▸ THE EXERCISE
Compile every line that includes the word "name".

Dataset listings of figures
----------------

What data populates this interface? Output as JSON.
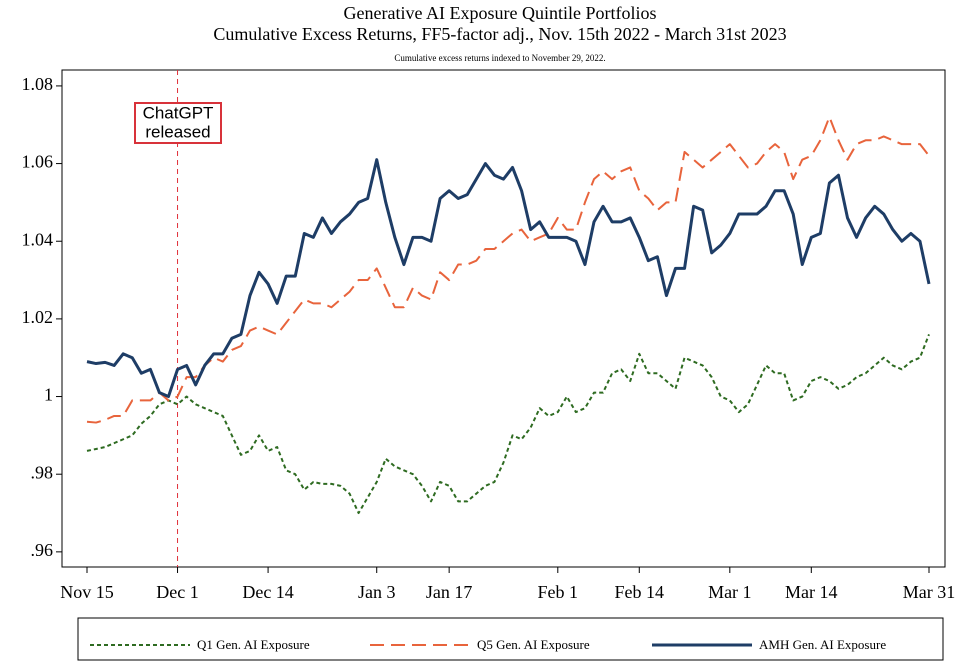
{
  "chart_data": {
    "type": "line",
    "title": "Generative AI Exposure Quintile Portfolios",
    "subtitle": "Cumulative Excess Returns, FF5-factor adj., Nov. 15th 2022 - March 31st 2023",
    "note": "Cumulative excess returns indexed to November 29, 2022.",
    "annotation": [
      "ChatGPT",
      "released"
    ],
    "categories": [
      "Nov 15",
      null,
      null,
      null,
      null,
      null,
      null,
      null,
      null,
      null,
      "Dec 1",
      null,
      null,
      null,
      null,
      null,
      null,
      null,
      null,
      null,
      "Dec 14",
      null,
      null,
      null,
      null,
      null,
      null,
      null,
      null,
      null,
      null,
      null,
      "Jan 3",
      null,
      null,
      null,
      null,
      null,
      null,
      null,
      "Jan 17",
      null,
      null,
      null,
      null,
      null,
      null,
      null,
      null,
      null,
      null,
      null,
      "Feb 1",
      null,
      null,
      null,
      null,
      null,
      null,
      null,
      null,
      "Feb 14",
      null,
      null,
      null,
      null,
      null,
      null,
      null,
      null,
      null,
      "Mar 1",
      null,
      null,
      null,
      null,
      null,
      null,
      null,
      null,
      "Mar 14",
      null,
      null,
      null,
      null,
      null,
      null,
      null,
      null,
      null,
      null,
      null,
      null,
      "Mar 31"
    ],
    "series": [
      {
        "name": "Q1 Gen. AI Exposure",
        "color": "#2e6b21",
        "dash": "4,3",
        "width": 2,
        "values": [
          0.986,
          0.9865,
          0.987,
          0.988,
          0.989,
          0.99,
          0.993,
          0.995,
          0.998,
          0.999,
          0.998,
          1.0,
          0.998,
          0.997,
          0.996,
          0.995,
          0.99,
          0.985,
          0.986,
          0.99,
          0.986,
          0.987,
          0.981,
          0.98,
          0.976,
          0.978,
          0.9775,
          0.9775,
          0.977,
          0.975,
          0.97,
          0.974,
          0.978,
          0.984,
          0.982,
          0.981,
          0.98,
          0.977,
          0.973,
          0.978,
          0.977,
          0.973,
          0.973,
          0.975,
          0.977,
          0.978,
          0.983,
          0.99,
          0.989,
          0.992,
          0.997,
          0.995,
          0.996,
          1.0,
          0.996,
          0.997,
          1.001,
          1.001,
          1.006,
          1.007,
          1.004,
          1.011,
          1.006,
          1.006,
          1.004,
          1.002,
          1.01,
          1.009,
          1.008,
          1.005,
          1.0,
          0.999,
          0.996,
          0.998,
          1.003,
          1.008,
          1.006,
          1.006,
          0.999,
          1.0,
          1.004,
          1.005,
          1.004,
          1.002,
          1.003,
          1.005,
          1.006,
          1.008,
          1.01,
          1.008,
          1.007,
          1.009,
          1.01,
          1.016
        ]
      },
      {
        "name": "Q5 Gen. AI Exposure",
        "color": "#e8643c",
        "dash": "14,7",
        "width": 2,
        "values": [
          0.9935,
          0.9933,
          0.994,
          0.995,
          0.995,
          0.999,
          0.999,
          0.999,
          1.001,
          0.999,
          1.0,
          1.005,
          1.005,
          1.008,
          1.01,
          1.009,
          1.012,
          1.013,
          1.017,
          1.018,
          1.017,
          1.016,
          1.019,
          1.022,
          1.025,
          1.024,
          1.024,
          1.023,
          1.025,
          1.027,
          1.03,
          1.03,
          1.033,
          1.028,
          1.023,
          1.023,
          1.028,
          1.026,
          1.025,
          1.032,
          1.03,
          1.034,
          1.034,
          1.035,
          1.038,
          1.038,
          1.04,
          1.042,
          1.043,
          1.04,
          1.041,
          1.042,
          1.046,
          1.043,
          1.043,
          1.05,
          1.056,
          1.058,
          1.056,
          1.058,
          1.059,
          1.053,
          1.051,
          1.048,
          1.05,
          1.05,
          1.063,
          1.061,
          1.059,
          1.061,
          1.063,
          1.065,
          1.062,
          1.059,
          1.06,
          1.063,
          1.065,
          1.063,
          1.056,
          1.061,
          1.062,
          1.066,
          1.072,
          1.066,
          1.061,
          1.065,
          1.066,
          1.066,
          1.067,
          1.066,
          1.065,
          1.065,
          1.065,
          1.062
        ]
      },
      {
        "name": "AMH Gen. AI Exposure",
        "color": "#1e3d66",
        "dash": "none",
        "width": 3,
        "values": [
          1.009,
          1.0085,
          1.0088,
          1.008,
          1.011,
          1.01,
          1.006,
          1.007,
          1.001,
          1.0,
          1.007,
          1.008,
          1.003,
          1.008,
          1.011,
          1.011,
          1.015,
          1.016,
          1.026,
          1.032,
          1.029,
          1.024,
          1.031,
          1.031,
          1.042,
          1.041,
          1.046,
          1.042,
          1.045,
          1.047,
          1.05,
          1.051,
          1.061,
          1.05,
          1.041,
          1.034,
          1.041,
          1.041,
          1.04,
          1.051,
          1.053,
          1.051,
          1.052,
          1.056,
          1.06,
          1.057,
          1.056,
          1.059,
          1.053,
          1.043,
          1.045,
          1.041,
          1.041,
          1.041,
          1.04,
          1.034,
          1.045,
          1.049,
          1.045,
          1.045,
          1.046,
          1.041,
          1.035,
          1.036,
          1.026,
          1.033,
          1.033,
          1.049,
          1.048,
          1.037,
          1.039,
          1.042,
          1.047,
          1.047,
          1.047,
          1.049,
          1.053,
          1.053,
          1.047,
          1.034,
          1.041,
          1.042,
          1.055,
          1.057,
          1.046,
          1.041,
          1.046,
          1.049,
          1.047,
          1.043,
          1.04,
          1.042,
          1.04,
          1.029
        ]
      }
    ],
    "ylim": [
      0.9561,
      1.0841
    ],
    "yticks": [
      {
        "value": 0.96,
        "label": ".96"
      },
      {
        "value": 0.98,
        "label": ".98"
      },
      1,
      1.02,
      1.04,
      1.06,
      1.08
    ],
    "grid": false,
    "legend": "bottom"
  }
}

----------------

▸ ANSWER TO THIS TASK
        "name": "Q1 Gen. AI Exposure",
        "name": "Q5 Gen. AI Exposure",
        "name": "AMH Gen. AI Exposure",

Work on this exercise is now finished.